TEXT SECTION:
+---+
Technical

The Sound Test

June 1 1973 J. G. Krol
Technical
The Sound Test
June 1 1973 J. G. Krol

THE SOUND TEST

J. G. Krol

ALONG WITH the wonderfulness of his mind and the nobleness of his soul, Big Brother is blessed

with uncanny sensitiveness of his ears which, when perked by a passing twostroke, send neural signals to his Iron Fist, twitching and itching with eagerness, to squash errant bikers...and the manufacturers who supply them with loud exhaust systems.

The brave, raucous sforzandos of banzai pipes will soon echo into final silence as we hum and purr our way into a Quiet New World whose loudest sound may well be the muffled buzz of the cop-chopper circling just over our heads, its xenon spotlight striking down through the night like a bolt from Zeus upon anything louder than a calendar wristwatch. Fortunately, the technology to silence two-stroke expansion chambers has been available for some time and there should be no great difficulty in meeting foreseeable standards.

A pioneer in silenced expansion chambers was J&R Engineering, who advertised the first aftermarket pipes with attached mufflers (CW, Sept. 1965) and the first aftermarket pipes with integral silencers (CW, Dec. 1965). J&R has since changed hands, grown, and split into two companies, one making silencers and the other, expansion chambers—but the old interest in quiet performance is still alive at J&R, and provides a useful checkpoint on the state-of-the-art in this increasingly critical field.
+---+
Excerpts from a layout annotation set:
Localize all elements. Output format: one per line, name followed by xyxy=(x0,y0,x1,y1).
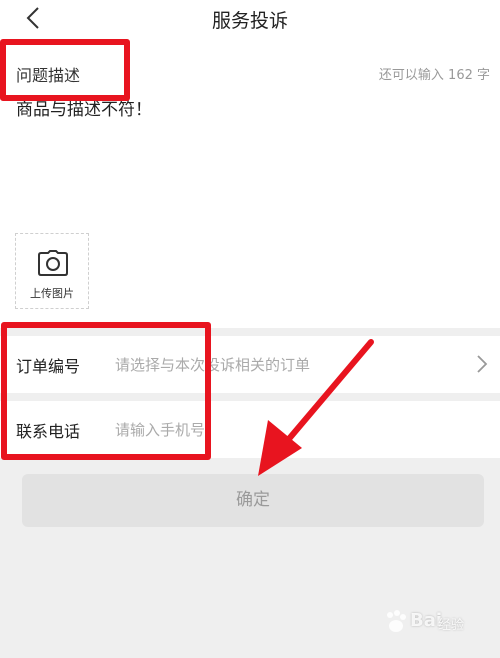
description-textarea[interactable]: 商品与描述不符！ xyxy=(16,95,152,120)
watermark-sub: 经验 xyxy=(438,618,465,633)
description-section: 问题描述 还可以输入 162 字 商品与描述不符！ 上传图片 xyxy=(0,36,500,328)
watermark-logo: Bai 经验 xyxy=(382,604,482,640)
order-number-row[interactable]: 订单编号 请选择与本次投诉相关的订单 xyxy=(0,336,500,393)
chevron-right-icon xyxy=(477,355,488,373)
order-number-select[interactable]: 请选择与本次投诉相关的订单 xyxy=(115,354,310,375)
paw-icon xyxy=(387,610,406,632)
confirm-button[interactable]: 确定 xyxy=(22,474,484,527)
camera-icon xyxy=(38,250,68,276)
upload-image-button[interactable]: 上传图片 xyxy=(15,233,89,309)
phone-row: 联系电话 请输入手机号 xyxy=(0,401,500,458)
description-label: 问题描述 xyxy=(16,66,81,85)
phone-label: 联系电话 xyxy=(16,422,81,441)
page-title: 服务投诉 xyxy=(211,10,288,32)
phone-input[interactable]: 请输入手机号 xyxy=(115,419,205,440)
upload-label: 上传图片 xyxy=(30,287,74,300)
app-header: 服务投诉 xyxy=(0,0,500,36)
order-number-label: 订单编号 xyxy=(16,357,81,376)
char-count: 还可以输入 162 字 xyxy=(378,68,490,83)
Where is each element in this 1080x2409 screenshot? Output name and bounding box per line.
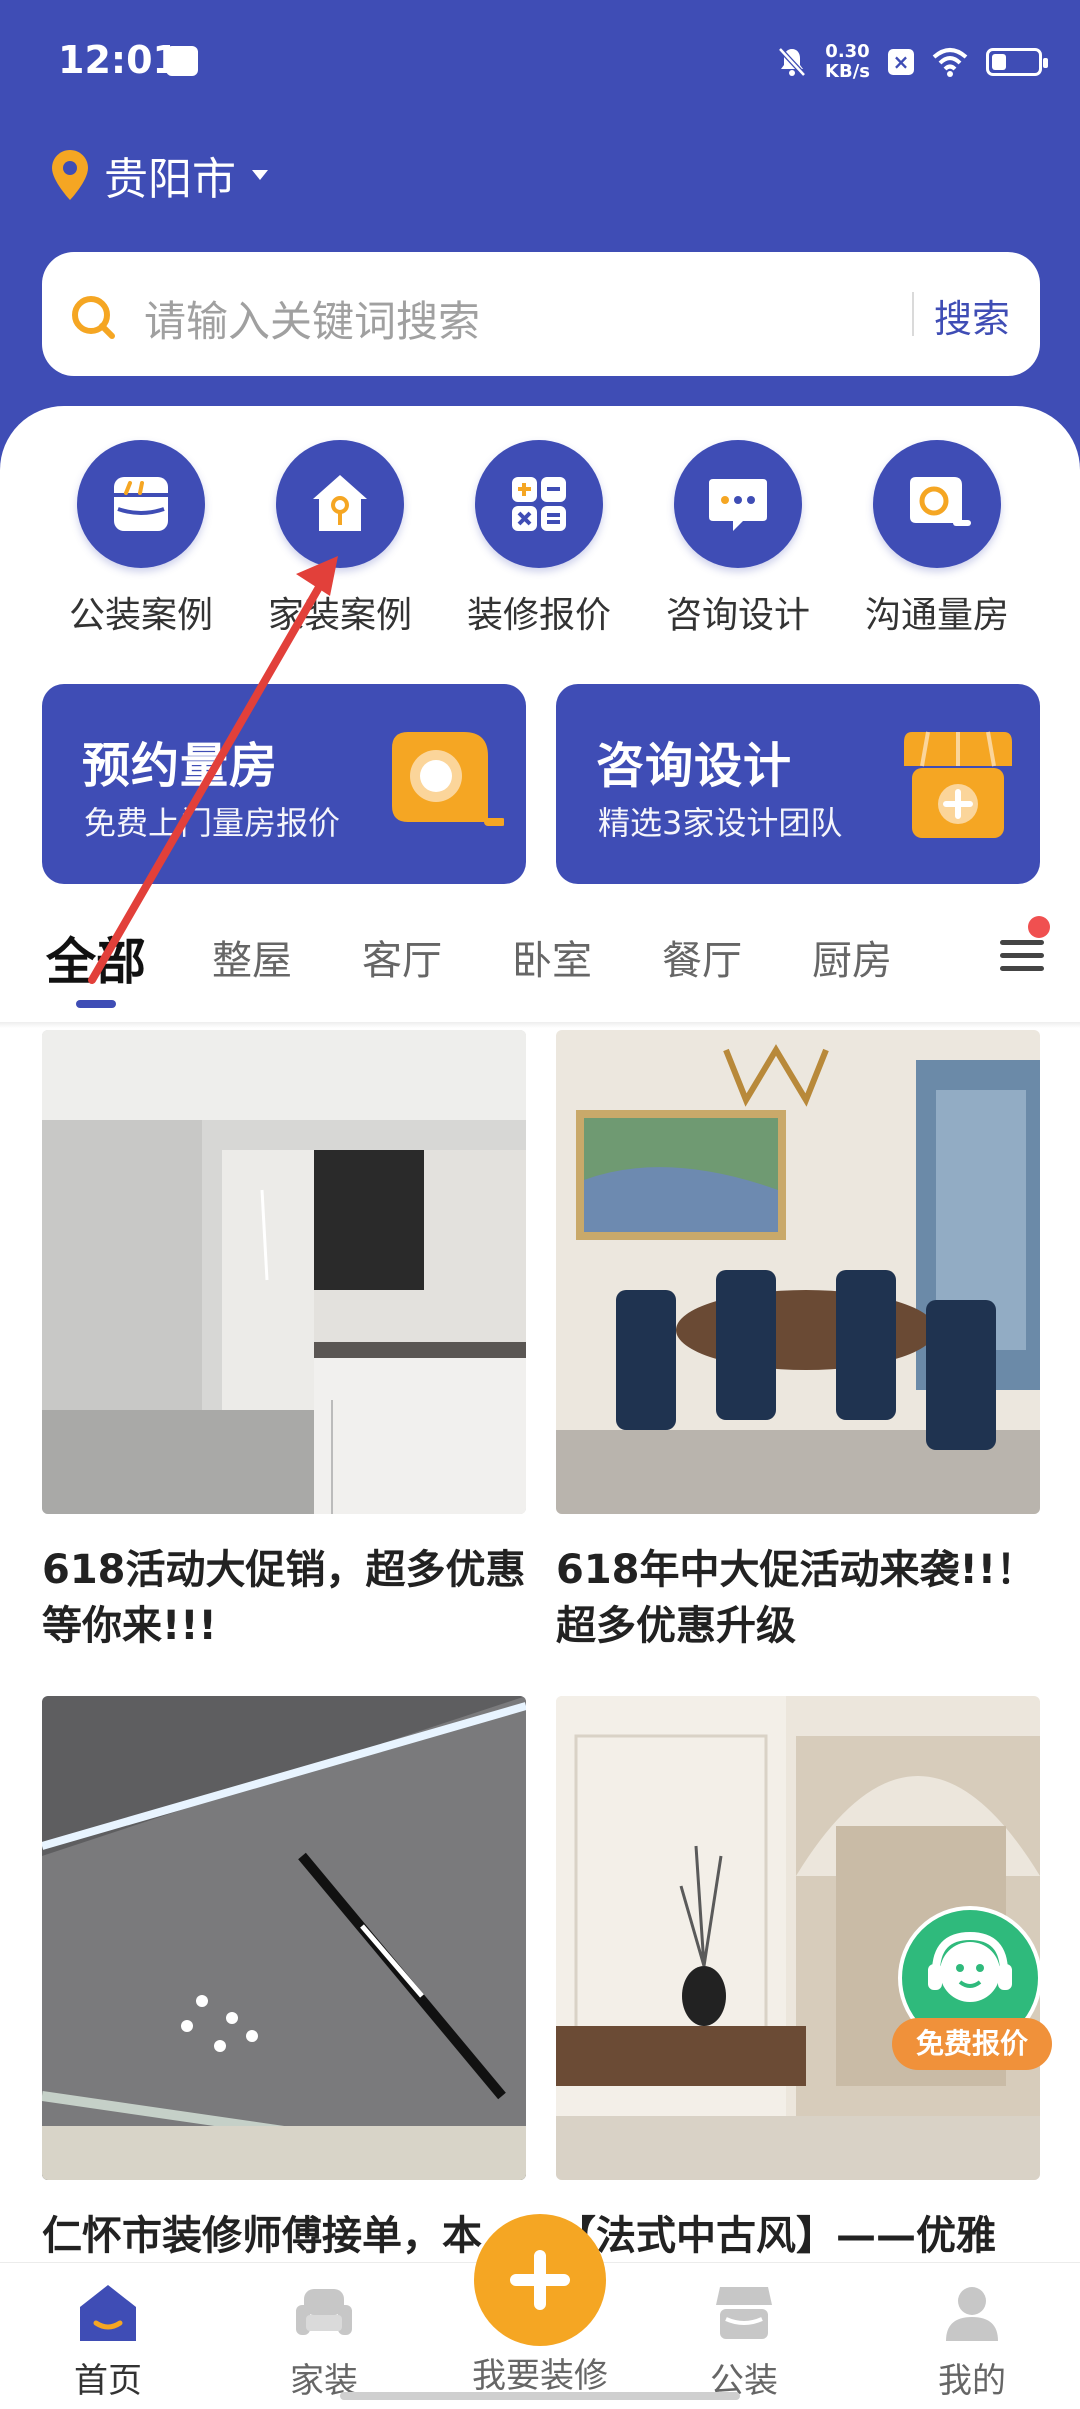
+---+
TASKS TO COMPLETE:
A. Could you repeat the sound-test article word for word, starting with "A pioneer in" and going on through "increasingly critical field."?
B. In the records, starting with the first line and going on through the line with "watermark-logo: Bai 经验 xyxy=(382,604,482,640)", change "Localize" to "Locate" and give only those lines again, otherwise unchanged and without the pictures.
The sound-test article and the records were drawn from separate sources.

RESULTS:
A.
A pioneer in silenced expansion chambers was J&R Engineering, who advertised the first aftermarket pipes with attached mufflers (CW, Sept. 1965) and the first aftermarket pipes with integral silencers (CW, Dec. 1965). J&R has since changed hands, grown, and split into two companies, one making silencers and the other, expansion chambers—but the old interest in quiet performance is still alive at J&R, and provides a useful checkpoint on the state-of-the-art in this increasingly critical field.

B.
Locate all elements. Output format: one per line, name followed by xyxy=(x0,y0,x1,y1).
description-textarea[interactable]: 商品与描述不符！ xyxy=(16,95,152,120)
watermark-sub: 经验 xyxy=(438,618,465,633)
description-section: 问题描述 还可以输入 162 字 商品与描述不符！ 上传图片 xyxy=(0,36,500,328)
watermark-logo: Bai 经验 xyxy=(382,604,482,640)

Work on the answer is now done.